● DATA FOR THE TASK

▼▼▼

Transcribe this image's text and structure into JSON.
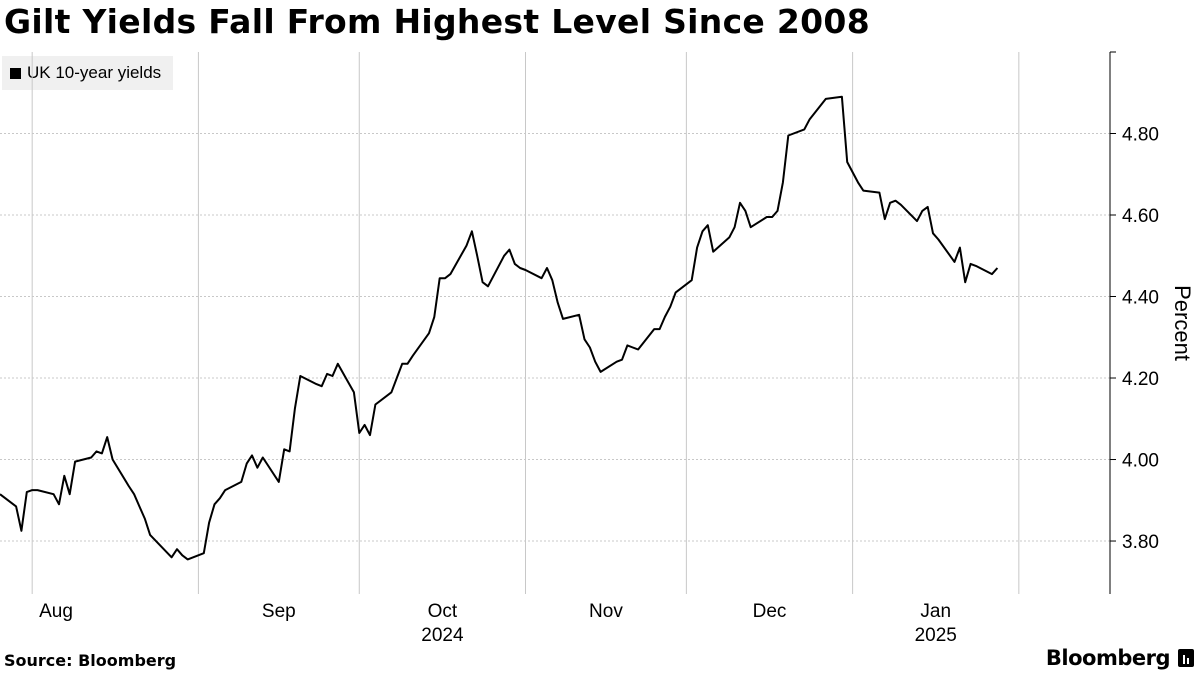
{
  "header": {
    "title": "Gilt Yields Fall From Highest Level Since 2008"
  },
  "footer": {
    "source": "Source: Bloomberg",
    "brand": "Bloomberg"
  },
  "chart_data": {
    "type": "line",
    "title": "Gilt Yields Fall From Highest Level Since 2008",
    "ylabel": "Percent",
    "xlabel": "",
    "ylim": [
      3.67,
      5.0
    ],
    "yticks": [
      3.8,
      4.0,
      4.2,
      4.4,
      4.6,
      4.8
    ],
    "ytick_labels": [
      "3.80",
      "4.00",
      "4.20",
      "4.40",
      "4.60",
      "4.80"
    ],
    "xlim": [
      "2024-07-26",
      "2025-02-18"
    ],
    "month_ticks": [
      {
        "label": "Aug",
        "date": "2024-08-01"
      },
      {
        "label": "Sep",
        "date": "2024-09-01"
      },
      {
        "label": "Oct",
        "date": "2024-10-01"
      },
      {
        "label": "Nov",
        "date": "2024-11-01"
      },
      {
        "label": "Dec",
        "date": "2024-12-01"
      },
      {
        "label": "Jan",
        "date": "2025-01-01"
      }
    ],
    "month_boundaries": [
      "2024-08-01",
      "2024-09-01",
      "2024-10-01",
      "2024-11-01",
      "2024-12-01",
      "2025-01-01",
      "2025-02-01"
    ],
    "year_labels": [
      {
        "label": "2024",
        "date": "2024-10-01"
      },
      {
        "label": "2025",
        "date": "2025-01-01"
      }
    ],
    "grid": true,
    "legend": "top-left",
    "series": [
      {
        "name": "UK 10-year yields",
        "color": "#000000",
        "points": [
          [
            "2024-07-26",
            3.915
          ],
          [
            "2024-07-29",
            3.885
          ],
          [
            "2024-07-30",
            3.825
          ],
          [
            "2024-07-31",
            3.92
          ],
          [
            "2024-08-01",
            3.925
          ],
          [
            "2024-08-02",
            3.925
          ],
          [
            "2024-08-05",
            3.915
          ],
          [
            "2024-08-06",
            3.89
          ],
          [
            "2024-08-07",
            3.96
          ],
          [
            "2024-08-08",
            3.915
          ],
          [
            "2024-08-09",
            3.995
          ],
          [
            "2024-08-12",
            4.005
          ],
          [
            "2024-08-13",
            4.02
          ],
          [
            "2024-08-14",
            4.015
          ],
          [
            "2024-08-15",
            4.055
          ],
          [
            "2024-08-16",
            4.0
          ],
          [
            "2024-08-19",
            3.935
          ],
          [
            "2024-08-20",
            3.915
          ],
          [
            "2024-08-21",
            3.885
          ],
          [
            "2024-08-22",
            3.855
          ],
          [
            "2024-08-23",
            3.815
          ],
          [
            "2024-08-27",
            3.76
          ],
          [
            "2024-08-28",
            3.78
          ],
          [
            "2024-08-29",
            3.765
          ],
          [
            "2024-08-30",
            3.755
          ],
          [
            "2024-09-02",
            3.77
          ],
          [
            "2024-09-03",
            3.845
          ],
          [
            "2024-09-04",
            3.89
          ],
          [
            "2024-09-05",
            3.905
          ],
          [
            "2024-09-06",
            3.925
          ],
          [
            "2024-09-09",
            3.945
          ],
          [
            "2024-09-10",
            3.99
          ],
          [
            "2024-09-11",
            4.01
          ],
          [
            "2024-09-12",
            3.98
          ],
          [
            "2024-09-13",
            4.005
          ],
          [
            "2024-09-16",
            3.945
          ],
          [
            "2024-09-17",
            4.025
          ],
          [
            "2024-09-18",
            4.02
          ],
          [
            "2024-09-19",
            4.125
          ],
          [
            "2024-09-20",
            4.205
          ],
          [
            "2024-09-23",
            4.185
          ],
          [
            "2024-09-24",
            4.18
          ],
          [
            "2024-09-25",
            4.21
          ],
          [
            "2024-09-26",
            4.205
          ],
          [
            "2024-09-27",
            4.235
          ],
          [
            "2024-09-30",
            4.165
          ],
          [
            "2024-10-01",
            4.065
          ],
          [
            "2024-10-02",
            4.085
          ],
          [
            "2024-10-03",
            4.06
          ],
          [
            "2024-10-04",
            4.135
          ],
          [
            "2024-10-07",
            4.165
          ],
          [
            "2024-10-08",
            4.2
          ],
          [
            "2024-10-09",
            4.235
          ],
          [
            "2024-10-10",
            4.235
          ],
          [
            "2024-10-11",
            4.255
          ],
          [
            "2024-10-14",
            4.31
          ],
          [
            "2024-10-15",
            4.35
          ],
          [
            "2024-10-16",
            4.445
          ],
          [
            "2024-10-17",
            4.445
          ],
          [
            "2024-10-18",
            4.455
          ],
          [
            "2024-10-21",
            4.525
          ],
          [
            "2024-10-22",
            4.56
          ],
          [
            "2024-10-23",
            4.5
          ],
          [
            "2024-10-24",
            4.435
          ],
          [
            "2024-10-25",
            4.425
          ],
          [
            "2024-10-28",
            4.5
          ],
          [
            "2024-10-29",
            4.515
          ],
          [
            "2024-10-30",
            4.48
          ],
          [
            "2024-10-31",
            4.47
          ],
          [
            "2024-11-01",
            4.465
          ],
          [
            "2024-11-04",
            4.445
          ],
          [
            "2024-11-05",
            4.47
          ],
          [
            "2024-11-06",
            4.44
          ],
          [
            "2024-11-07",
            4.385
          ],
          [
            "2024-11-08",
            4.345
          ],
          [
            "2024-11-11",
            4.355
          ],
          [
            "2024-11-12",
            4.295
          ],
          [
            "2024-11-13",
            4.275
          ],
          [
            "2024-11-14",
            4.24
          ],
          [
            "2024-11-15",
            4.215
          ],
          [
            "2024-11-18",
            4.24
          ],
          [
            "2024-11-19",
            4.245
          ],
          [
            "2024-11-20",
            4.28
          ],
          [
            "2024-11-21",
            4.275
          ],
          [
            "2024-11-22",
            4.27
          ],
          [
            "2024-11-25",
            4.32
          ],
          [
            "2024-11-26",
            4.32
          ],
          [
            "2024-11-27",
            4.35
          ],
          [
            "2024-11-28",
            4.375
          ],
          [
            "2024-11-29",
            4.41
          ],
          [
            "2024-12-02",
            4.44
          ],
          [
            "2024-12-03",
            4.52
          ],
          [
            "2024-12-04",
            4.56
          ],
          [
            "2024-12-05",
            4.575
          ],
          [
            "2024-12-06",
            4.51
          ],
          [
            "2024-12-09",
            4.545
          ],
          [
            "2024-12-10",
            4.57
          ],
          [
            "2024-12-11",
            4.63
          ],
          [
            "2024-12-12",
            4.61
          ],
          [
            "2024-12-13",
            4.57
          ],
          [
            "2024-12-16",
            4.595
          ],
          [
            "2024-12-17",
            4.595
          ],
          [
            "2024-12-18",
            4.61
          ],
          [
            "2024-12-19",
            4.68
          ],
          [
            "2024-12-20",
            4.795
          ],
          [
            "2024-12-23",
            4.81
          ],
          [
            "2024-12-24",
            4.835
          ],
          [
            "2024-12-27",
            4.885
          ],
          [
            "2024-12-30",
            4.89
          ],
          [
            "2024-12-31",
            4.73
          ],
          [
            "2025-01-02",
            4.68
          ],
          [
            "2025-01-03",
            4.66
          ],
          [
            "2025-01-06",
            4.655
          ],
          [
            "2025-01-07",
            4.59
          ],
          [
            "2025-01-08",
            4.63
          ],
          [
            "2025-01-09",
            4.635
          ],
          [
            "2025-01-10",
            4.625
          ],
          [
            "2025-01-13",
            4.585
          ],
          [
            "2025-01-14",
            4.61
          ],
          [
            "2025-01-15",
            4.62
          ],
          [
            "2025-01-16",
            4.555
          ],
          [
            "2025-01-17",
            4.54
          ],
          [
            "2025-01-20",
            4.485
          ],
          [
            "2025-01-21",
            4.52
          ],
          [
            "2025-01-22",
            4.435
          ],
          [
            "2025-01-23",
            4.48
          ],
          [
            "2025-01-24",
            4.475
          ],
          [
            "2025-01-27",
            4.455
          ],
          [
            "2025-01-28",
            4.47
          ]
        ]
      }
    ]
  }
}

▲▲▲
▼▼▼

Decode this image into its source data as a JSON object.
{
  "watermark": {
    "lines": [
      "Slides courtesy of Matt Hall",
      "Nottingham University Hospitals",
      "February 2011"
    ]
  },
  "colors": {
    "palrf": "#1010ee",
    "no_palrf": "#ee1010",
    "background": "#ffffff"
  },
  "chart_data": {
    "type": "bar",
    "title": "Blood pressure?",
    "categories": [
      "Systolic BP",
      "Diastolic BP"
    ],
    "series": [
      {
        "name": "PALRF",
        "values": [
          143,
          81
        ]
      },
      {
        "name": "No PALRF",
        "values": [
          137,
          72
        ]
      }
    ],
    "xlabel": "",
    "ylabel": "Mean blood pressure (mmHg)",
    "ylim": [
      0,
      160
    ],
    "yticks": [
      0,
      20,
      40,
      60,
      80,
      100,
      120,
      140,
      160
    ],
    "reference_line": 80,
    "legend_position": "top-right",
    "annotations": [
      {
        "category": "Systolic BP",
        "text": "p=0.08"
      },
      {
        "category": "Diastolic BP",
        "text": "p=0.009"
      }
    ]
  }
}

▲▲▲
▼▼▼

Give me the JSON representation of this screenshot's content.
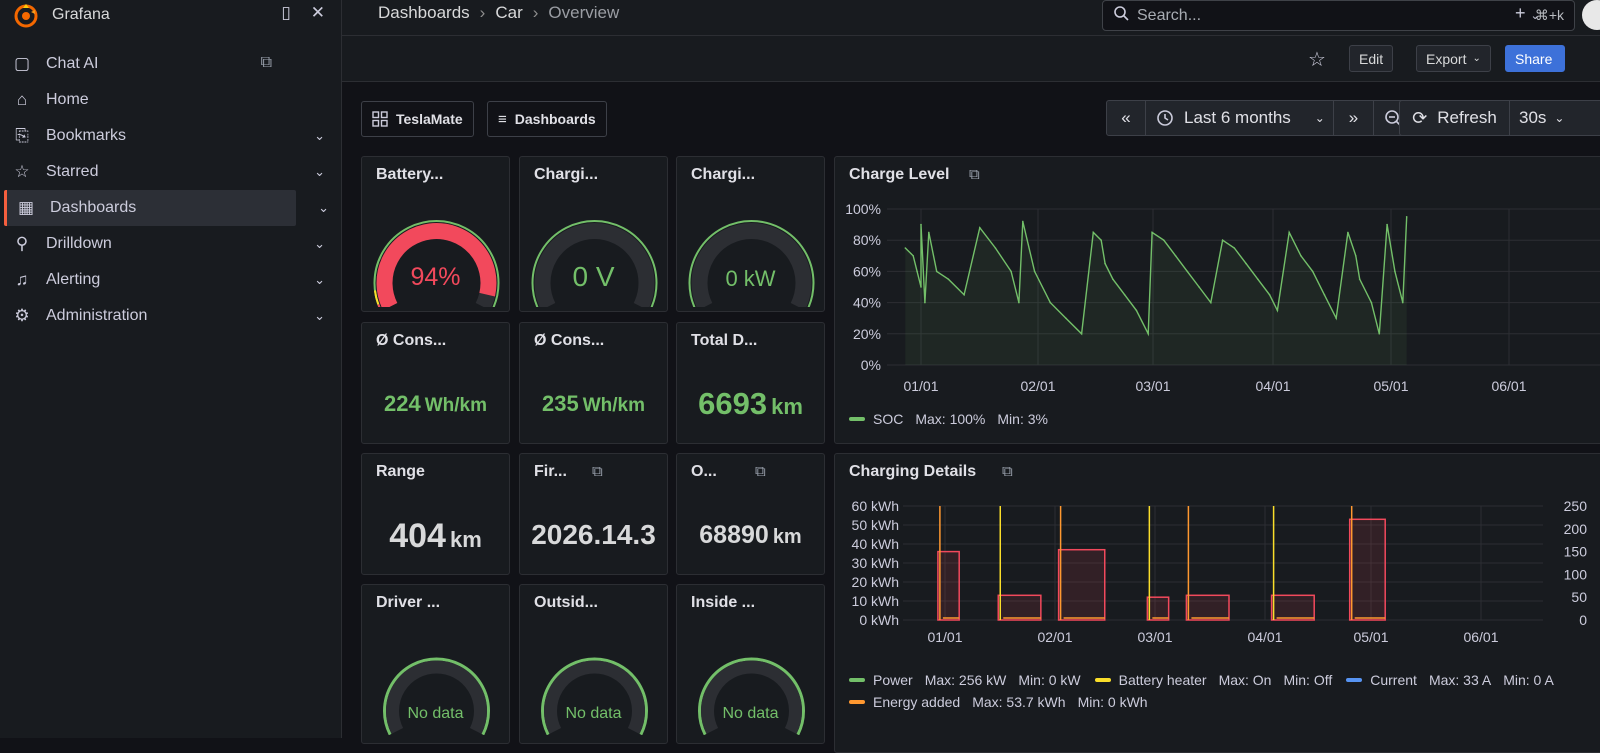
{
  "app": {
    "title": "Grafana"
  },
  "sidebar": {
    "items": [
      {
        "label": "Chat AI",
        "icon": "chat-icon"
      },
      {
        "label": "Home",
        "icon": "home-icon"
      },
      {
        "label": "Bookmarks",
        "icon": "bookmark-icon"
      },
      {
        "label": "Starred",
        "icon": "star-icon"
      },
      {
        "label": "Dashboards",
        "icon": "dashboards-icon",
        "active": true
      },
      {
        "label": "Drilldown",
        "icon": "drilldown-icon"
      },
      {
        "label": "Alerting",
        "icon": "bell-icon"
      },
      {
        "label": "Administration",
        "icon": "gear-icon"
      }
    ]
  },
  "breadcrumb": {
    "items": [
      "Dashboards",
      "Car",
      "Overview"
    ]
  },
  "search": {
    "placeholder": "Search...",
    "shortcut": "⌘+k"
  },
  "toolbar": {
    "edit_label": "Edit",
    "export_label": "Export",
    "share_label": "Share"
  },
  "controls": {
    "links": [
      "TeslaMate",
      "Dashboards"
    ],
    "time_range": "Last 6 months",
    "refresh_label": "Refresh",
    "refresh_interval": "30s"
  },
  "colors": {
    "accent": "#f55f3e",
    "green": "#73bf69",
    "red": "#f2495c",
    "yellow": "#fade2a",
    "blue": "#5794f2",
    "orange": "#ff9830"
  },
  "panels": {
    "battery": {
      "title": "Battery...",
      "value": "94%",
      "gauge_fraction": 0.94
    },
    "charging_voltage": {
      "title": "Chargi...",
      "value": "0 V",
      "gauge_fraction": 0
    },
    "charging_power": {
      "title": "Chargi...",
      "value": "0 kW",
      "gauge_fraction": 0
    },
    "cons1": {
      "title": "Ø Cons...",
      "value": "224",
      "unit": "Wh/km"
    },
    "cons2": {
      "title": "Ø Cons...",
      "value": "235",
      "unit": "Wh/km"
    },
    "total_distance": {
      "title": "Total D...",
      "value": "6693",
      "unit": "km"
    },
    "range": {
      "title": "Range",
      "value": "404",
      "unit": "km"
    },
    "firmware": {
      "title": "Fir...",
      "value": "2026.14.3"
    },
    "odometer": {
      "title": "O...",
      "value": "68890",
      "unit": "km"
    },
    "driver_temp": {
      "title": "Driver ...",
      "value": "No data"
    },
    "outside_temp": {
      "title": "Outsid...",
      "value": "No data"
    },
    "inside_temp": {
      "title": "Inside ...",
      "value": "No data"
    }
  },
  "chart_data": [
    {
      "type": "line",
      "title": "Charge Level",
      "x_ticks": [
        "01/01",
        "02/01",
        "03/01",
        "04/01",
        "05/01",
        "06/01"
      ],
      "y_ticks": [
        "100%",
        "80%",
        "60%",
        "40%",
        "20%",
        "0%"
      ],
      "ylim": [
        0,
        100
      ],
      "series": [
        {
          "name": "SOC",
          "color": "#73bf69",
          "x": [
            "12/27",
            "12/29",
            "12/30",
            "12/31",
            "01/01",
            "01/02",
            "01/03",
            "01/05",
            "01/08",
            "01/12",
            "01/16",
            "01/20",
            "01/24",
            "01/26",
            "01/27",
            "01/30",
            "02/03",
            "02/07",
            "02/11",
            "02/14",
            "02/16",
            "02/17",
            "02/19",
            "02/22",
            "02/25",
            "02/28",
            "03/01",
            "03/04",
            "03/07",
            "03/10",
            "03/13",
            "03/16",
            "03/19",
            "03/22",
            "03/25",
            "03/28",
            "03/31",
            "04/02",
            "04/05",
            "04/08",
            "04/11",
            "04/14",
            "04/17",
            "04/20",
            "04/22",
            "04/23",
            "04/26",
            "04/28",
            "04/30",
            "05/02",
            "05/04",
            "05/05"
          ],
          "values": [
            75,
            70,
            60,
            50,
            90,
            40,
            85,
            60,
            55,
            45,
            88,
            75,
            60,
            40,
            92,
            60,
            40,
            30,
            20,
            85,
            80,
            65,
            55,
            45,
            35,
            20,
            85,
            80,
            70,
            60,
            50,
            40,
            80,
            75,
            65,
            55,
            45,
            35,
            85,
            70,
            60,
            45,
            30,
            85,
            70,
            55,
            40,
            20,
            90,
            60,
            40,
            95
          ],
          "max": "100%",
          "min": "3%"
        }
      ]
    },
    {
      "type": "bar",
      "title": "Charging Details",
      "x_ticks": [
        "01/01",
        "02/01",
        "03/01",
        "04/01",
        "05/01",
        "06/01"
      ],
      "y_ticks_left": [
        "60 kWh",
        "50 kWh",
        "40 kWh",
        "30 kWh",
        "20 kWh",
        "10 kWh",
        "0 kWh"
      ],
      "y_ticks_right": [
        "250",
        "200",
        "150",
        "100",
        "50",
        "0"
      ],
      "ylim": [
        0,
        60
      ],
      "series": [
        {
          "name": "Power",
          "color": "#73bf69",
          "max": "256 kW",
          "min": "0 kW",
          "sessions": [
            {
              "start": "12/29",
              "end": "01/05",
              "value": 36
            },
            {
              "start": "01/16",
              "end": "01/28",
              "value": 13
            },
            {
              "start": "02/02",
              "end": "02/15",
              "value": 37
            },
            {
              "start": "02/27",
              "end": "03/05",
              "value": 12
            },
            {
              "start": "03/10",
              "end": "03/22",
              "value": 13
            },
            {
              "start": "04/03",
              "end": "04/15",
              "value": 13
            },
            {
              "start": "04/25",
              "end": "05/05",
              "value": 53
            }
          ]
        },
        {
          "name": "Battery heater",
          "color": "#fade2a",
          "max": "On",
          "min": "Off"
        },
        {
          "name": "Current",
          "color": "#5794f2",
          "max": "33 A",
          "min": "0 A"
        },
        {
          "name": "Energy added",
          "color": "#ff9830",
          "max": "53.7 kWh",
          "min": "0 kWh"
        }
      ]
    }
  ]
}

▲▲▲

● EXERCISE AIM
Tally the lines containing "Highest". Provide the number without any other words.

● FINISHED TASK
2